■ TASK STATEMENT ■
Gather all lines in the data that hold the string "safety".

[Stored dataset items]
"""

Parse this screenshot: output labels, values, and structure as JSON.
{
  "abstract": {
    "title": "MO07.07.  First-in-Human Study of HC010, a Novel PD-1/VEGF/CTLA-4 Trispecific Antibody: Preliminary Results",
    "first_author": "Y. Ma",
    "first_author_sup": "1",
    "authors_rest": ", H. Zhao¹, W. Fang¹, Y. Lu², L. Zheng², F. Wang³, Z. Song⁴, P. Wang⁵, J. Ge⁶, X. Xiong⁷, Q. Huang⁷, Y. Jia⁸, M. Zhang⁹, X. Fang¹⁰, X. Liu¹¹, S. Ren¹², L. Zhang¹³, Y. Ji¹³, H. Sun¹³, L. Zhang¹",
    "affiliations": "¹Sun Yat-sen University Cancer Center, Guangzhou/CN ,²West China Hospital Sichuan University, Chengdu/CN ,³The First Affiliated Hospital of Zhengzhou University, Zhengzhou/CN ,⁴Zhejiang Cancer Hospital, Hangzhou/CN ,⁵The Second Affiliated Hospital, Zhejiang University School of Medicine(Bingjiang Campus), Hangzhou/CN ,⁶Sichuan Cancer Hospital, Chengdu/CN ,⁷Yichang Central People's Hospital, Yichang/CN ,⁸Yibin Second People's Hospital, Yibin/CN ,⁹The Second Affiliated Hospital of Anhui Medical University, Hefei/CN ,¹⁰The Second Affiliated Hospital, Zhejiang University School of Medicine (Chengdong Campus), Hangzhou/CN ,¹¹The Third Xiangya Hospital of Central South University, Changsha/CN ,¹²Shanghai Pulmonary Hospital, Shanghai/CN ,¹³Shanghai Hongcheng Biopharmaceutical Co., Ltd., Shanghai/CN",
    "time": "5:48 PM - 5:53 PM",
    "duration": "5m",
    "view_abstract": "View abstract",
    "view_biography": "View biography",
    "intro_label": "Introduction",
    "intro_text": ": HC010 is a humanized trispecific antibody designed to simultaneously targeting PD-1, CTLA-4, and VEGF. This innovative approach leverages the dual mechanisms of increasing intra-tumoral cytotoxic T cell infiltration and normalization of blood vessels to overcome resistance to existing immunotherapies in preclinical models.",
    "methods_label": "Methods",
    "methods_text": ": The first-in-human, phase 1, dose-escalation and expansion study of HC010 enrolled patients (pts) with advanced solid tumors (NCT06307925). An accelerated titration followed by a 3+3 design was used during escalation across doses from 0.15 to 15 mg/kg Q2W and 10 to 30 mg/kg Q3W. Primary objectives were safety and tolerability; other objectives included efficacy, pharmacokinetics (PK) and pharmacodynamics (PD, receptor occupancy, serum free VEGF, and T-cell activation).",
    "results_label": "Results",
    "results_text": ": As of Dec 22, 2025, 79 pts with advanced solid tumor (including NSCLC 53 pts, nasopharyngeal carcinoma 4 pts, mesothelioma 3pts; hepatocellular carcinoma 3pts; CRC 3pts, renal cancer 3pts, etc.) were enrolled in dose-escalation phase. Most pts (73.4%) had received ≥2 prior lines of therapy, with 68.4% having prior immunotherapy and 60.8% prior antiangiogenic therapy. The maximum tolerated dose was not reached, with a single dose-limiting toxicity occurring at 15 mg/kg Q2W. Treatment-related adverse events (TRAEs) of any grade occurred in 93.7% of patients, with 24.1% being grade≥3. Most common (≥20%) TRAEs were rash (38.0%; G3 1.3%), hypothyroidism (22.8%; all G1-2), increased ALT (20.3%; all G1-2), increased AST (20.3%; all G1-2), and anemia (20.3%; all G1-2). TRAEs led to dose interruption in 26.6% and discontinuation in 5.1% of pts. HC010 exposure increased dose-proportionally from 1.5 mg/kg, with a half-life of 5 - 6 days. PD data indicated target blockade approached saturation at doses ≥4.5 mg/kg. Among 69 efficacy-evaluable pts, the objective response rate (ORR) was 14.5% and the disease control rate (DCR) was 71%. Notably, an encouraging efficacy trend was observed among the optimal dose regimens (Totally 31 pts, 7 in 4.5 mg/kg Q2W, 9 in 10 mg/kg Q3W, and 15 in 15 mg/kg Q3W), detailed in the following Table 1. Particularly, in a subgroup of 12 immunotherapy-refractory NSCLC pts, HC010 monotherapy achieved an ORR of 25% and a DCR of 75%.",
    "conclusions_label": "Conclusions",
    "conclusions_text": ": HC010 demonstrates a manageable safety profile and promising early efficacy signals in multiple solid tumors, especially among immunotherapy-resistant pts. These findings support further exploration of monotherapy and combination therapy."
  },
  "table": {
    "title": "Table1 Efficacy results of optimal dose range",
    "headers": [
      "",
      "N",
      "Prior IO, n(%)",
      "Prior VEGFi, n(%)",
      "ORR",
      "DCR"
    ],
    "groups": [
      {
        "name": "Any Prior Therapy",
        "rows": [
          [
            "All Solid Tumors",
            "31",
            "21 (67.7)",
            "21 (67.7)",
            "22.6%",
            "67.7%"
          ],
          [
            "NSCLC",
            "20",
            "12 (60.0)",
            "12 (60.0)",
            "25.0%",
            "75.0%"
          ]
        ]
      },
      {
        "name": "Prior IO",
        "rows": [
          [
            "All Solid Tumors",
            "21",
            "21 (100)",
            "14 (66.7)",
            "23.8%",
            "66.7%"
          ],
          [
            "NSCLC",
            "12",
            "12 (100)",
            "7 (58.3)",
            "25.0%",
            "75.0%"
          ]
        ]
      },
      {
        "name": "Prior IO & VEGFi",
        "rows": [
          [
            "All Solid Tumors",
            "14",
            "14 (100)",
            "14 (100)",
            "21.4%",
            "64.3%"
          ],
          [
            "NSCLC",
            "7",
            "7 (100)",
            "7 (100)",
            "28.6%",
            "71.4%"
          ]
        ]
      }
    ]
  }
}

"""
"""

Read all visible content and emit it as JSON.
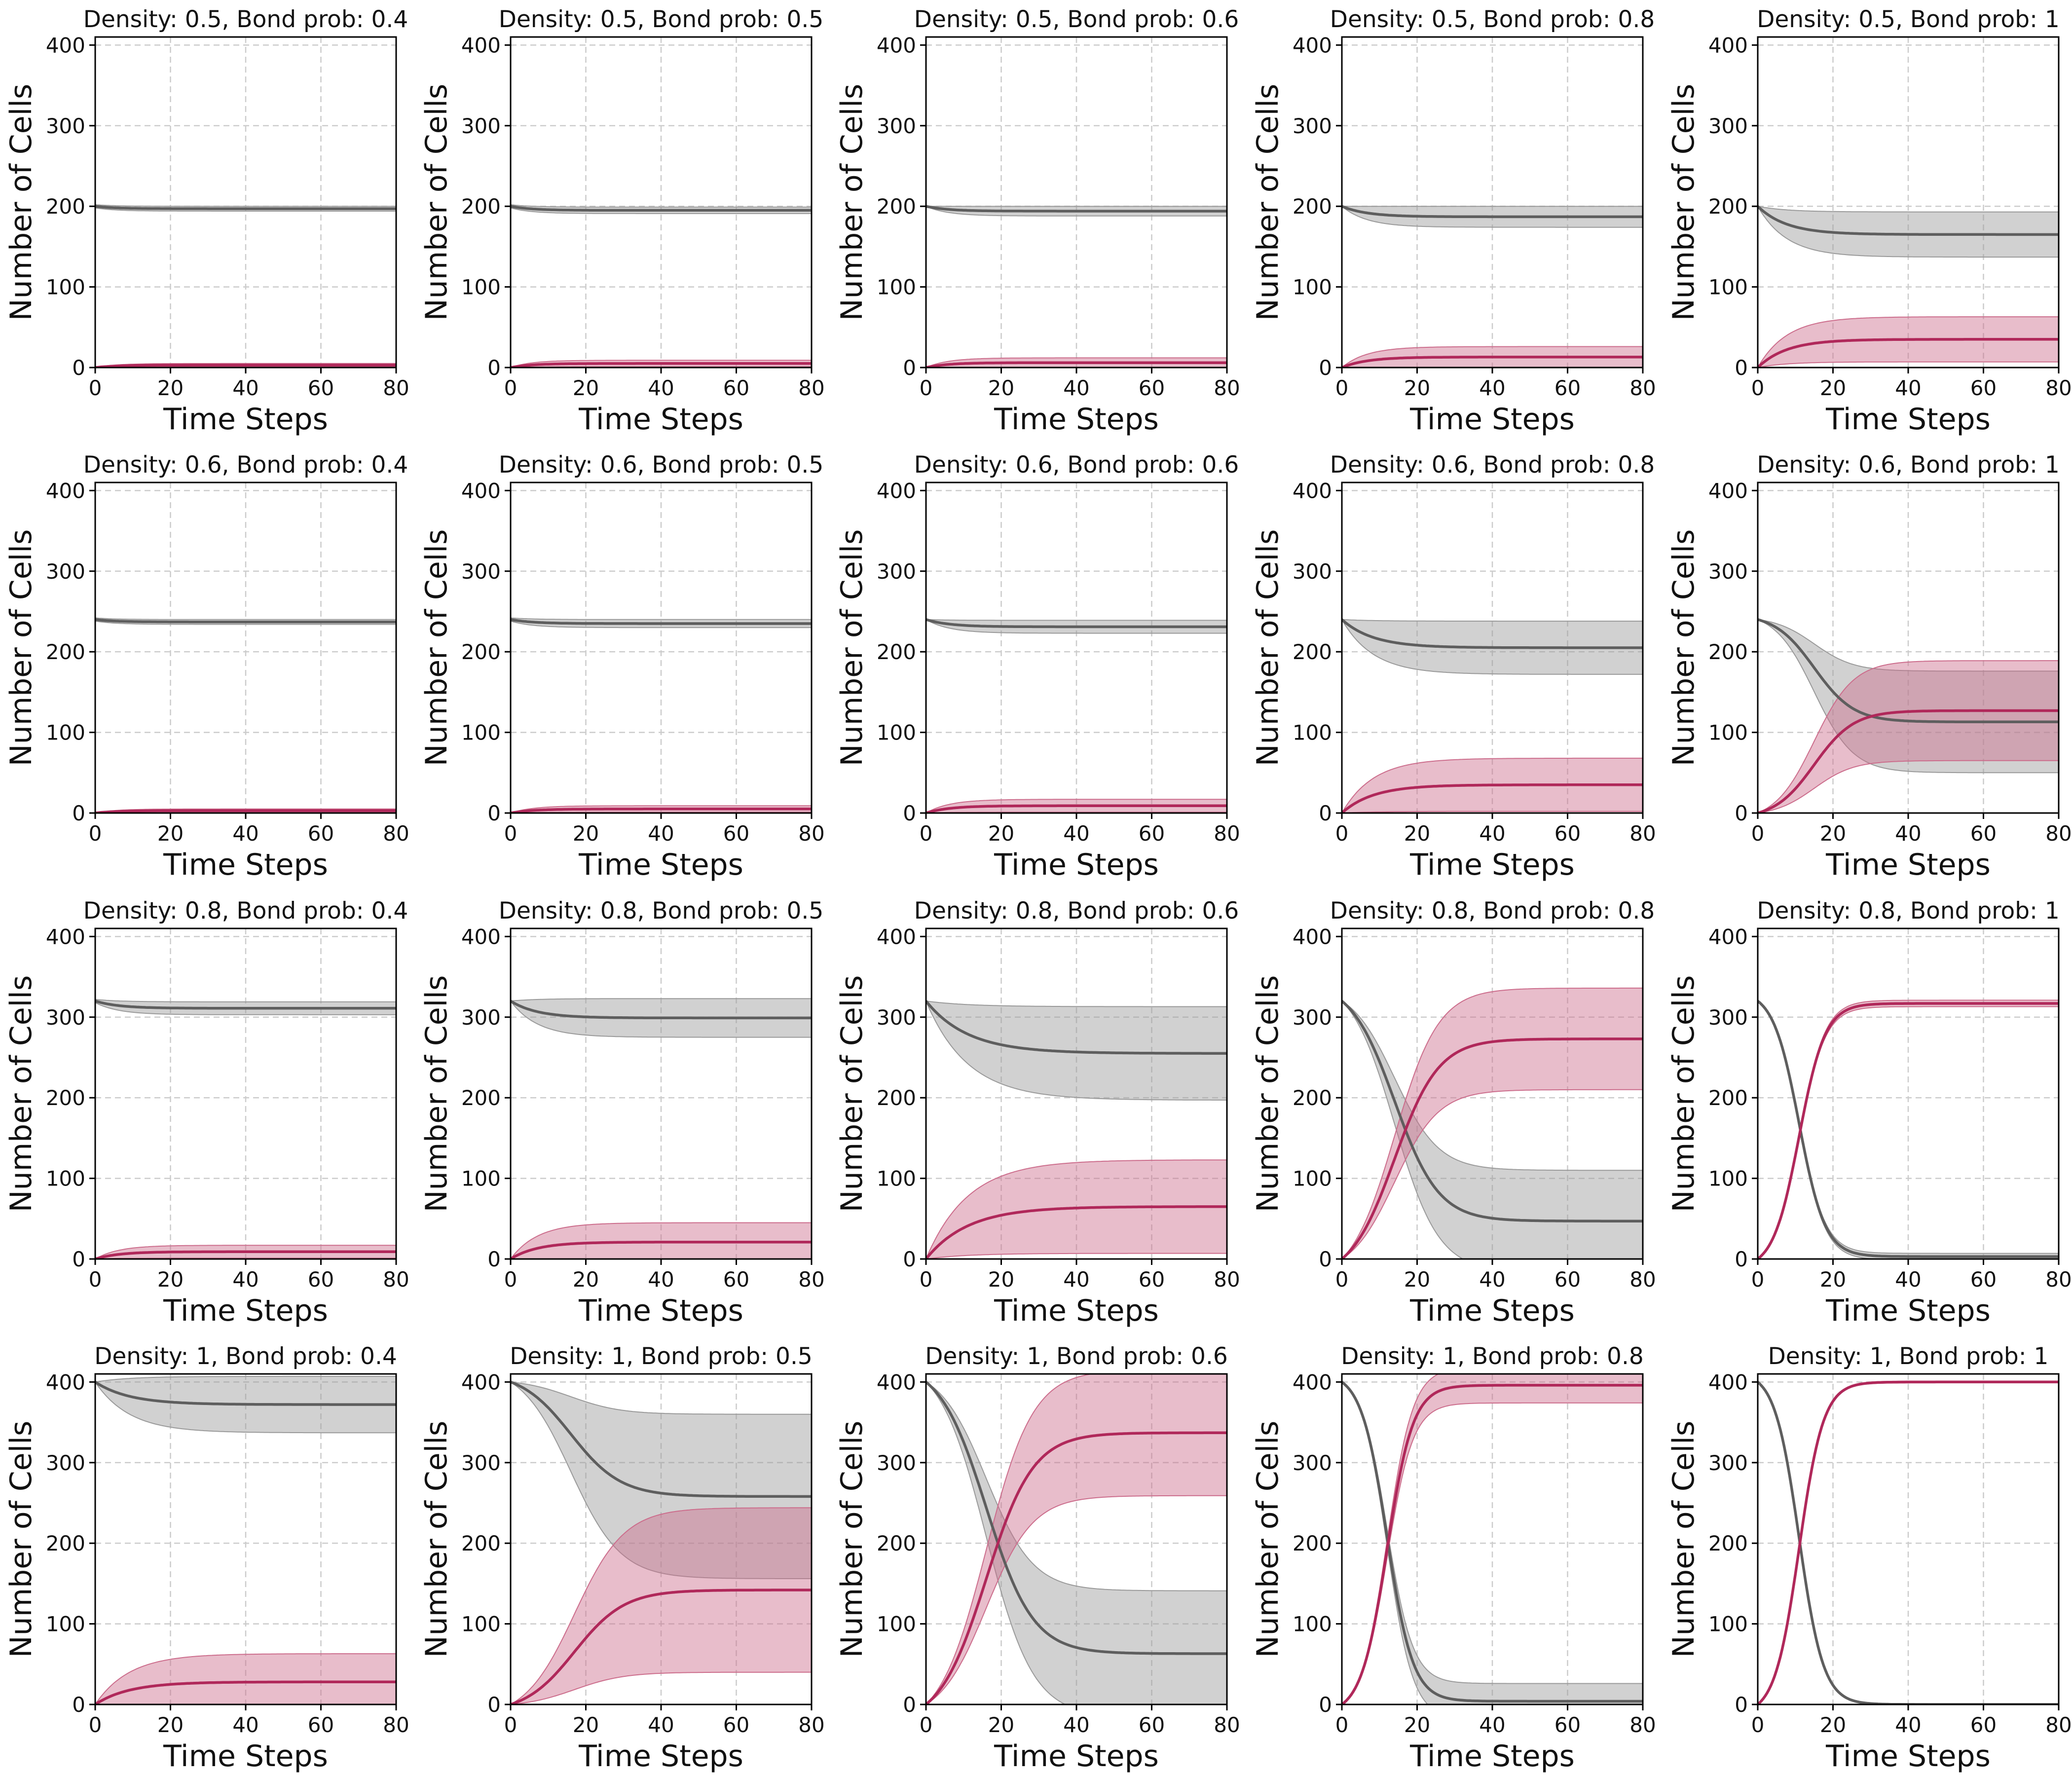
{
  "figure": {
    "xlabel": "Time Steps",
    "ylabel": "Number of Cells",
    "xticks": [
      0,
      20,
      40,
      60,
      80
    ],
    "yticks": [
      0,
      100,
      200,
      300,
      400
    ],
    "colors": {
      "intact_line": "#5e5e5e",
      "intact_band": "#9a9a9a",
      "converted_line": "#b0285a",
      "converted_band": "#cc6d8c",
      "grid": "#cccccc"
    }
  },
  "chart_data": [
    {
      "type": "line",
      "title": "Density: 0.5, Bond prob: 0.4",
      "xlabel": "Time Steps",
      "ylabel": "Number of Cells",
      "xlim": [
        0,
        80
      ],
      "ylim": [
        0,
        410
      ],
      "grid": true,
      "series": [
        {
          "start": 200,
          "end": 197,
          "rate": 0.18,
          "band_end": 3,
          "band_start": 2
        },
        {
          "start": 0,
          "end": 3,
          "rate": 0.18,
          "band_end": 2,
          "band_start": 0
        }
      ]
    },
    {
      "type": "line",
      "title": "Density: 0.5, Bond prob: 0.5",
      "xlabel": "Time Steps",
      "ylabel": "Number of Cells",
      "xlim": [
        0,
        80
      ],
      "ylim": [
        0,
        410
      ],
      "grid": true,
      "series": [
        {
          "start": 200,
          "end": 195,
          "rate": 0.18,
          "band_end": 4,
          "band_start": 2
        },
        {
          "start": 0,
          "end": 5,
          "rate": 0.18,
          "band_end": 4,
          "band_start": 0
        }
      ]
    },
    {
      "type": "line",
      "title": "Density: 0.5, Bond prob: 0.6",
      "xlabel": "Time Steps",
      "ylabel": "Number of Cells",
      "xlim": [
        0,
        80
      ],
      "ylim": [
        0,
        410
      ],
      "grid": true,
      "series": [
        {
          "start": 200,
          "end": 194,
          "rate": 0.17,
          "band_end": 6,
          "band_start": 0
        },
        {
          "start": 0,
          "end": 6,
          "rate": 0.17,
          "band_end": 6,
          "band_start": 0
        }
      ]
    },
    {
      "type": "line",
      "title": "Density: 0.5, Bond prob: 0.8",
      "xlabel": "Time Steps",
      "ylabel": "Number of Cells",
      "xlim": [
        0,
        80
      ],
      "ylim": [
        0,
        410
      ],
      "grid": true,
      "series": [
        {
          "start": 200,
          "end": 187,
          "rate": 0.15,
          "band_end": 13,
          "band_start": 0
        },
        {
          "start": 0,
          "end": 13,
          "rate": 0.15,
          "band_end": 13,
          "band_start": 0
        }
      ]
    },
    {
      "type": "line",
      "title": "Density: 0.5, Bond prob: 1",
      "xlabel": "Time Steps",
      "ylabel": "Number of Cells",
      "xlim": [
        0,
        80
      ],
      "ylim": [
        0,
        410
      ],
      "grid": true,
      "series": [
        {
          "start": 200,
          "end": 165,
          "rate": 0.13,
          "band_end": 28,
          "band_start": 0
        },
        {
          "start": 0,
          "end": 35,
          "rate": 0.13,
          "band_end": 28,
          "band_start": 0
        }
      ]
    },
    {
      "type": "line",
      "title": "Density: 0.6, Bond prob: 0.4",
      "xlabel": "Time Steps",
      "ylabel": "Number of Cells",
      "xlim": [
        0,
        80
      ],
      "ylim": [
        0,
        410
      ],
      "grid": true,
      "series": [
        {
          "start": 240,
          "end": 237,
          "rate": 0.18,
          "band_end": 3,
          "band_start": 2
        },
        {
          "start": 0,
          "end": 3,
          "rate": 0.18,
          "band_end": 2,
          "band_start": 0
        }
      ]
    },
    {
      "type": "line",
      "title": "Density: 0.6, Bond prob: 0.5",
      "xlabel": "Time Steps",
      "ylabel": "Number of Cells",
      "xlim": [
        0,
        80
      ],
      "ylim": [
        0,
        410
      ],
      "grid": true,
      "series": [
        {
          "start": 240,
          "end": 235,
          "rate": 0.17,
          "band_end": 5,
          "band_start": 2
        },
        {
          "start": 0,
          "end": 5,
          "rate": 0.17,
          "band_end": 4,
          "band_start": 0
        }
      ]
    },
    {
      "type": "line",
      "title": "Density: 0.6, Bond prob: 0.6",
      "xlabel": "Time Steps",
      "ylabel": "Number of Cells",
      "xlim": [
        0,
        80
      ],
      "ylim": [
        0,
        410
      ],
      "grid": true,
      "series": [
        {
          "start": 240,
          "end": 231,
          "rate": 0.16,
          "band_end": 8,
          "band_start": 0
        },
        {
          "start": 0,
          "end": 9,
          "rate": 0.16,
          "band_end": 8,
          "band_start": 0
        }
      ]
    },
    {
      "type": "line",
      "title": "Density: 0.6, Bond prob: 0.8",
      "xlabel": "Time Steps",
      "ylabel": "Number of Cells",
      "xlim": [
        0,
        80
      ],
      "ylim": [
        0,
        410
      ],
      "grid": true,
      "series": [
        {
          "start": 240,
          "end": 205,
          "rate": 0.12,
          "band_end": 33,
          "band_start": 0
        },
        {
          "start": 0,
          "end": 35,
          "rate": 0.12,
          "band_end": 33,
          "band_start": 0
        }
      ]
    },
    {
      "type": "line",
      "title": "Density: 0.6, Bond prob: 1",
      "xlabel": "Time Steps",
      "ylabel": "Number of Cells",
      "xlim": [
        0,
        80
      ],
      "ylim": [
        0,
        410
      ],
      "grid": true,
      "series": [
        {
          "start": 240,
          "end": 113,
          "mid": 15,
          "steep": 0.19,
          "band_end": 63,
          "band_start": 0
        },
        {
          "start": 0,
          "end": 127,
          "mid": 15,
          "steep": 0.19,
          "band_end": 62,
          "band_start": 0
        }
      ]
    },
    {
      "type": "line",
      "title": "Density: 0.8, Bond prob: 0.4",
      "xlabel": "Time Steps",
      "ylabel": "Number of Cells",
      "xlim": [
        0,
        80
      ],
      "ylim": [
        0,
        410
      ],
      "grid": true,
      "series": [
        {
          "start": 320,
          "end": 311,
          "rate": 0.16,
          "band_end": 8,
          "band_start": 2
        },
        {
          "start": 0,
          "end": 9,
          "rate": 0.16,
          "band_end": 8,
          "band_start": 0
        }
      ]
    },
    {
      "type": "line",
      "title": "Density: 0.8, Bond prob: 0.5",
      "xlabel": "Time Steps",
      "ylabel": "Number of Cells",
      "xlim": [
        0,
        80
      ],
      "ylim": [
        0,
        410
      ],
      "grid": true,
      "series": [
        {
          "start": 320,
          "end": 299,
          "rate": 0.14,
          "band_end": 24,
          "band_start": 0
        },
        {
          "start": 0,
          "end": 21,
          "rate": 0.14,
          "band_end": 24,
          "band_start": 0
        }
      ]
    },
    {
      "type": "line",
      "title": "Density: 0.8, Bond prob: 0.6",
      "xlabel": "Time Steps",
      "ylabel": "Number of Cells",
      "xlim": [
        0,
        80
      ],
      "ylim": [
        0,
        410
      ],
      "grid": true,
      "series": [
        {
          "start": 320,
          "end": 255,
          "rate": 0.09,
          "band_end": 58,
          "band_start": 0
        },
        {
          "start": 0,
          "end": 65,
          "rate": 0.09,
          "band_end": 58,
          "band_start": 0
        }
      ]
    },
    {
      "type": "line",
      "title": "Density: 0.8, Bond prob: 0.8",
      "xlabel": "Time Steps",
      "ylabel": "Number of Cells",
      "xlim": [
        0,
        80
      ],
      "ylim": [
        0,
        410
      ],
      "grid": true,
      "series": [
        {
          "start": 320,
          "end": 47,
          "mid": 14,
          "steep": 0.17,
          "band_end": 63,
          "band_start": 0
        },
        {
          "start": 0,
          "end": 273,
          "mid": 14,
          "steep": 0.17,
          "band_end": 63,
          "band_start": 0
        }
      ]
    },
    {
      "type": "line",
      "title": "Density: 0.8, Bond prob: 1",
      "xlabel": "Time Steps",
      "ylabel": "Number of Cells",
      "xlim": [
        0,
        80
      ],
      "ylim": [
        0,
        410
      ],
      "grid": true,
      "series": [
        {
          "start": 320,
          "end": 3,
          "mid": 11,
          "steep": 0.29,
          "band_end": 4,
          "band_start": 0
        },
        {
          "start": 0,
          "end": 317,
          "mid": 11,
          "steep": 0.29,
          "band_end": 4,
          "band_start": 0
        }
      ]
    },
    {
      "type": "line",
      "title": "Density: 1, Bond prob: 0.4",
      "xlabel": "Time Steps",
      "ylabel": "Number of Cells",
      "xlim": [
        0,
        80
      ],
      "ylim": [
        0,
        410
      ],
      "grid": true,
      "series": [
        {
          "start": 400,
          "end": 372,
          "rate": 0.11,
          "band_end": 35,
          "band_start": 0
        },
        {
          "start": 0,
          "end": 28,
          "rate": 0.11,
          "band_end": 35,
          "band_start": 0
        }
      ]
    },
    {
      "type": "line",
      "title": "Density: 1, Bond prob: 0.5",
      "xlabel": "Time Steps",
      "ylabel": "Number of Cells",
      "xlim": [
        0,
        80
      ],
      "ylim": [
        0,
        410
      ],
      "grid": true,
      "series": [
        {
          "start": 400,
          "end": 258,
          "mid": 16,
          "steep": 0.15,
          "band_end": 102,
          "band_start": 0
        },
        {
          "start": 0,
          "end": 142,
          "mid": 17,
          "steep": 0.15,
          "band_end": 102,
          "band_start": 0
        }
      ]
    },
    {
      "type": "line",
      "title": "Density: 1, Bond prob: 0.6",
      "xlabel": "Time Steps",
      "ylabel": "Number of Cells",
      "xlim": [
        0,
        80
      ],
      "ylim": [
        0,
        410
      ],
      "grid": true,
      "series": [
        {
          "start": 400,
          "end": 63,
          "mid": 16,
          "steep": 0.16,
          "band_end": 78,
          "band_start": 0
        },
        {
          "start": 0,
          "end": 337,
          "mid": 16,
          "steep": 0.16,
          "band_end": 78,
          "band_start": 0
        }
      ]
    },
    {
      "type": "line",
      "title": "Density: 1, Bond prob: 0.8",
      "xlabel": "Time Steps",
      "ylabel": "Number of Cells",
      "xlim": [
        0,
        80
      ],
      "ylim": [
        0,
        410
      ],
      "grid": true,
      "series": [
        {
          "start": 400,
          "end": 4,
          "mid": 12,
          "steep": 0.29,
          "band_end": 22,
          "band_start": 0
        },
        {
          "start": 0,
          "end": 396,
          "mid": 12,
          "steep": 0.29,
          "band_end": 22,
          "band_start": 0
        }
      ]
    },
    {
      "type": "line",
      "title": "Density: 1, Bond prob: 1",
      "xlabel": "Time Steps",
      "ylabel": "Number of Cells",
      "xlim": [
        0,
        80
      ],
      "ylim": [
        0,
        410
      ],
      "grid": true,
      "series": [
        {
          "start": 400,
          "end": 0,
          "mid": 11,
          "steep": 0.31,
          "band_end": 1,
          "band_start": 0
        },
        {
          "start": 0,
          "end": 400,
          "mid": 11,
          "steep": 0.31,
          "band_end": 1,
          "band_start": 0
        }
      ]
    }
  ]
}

"""

■ TASK ANSWER ■
    "methods_text": ": The first-in-human, phase 1, dose-escalation and expansion study of HC010 enrolled patients (pts) with advanced solid tumors (NCT06307925). An accelerated titration followed by a 3+3 design was used during escalation across doses from 0.15 to 15 mg/kg Q2W and 10 to 30 mg/kg Q3W. Primary objectives were safety and tolerability; other objectives included efficacy, pharmacokinetics (PK) and pharmacodynamics (PD, receptor occupancy, serum free VEGF, and T-cell activation).",
    "conclusions_text": ": HC010 demonstrates a manageable safety profile and promising early efficacy signals in multiple solid tumors, especially among immunotherapy-resistant pts. These findings support further exploration of monotherapy and combination therapy."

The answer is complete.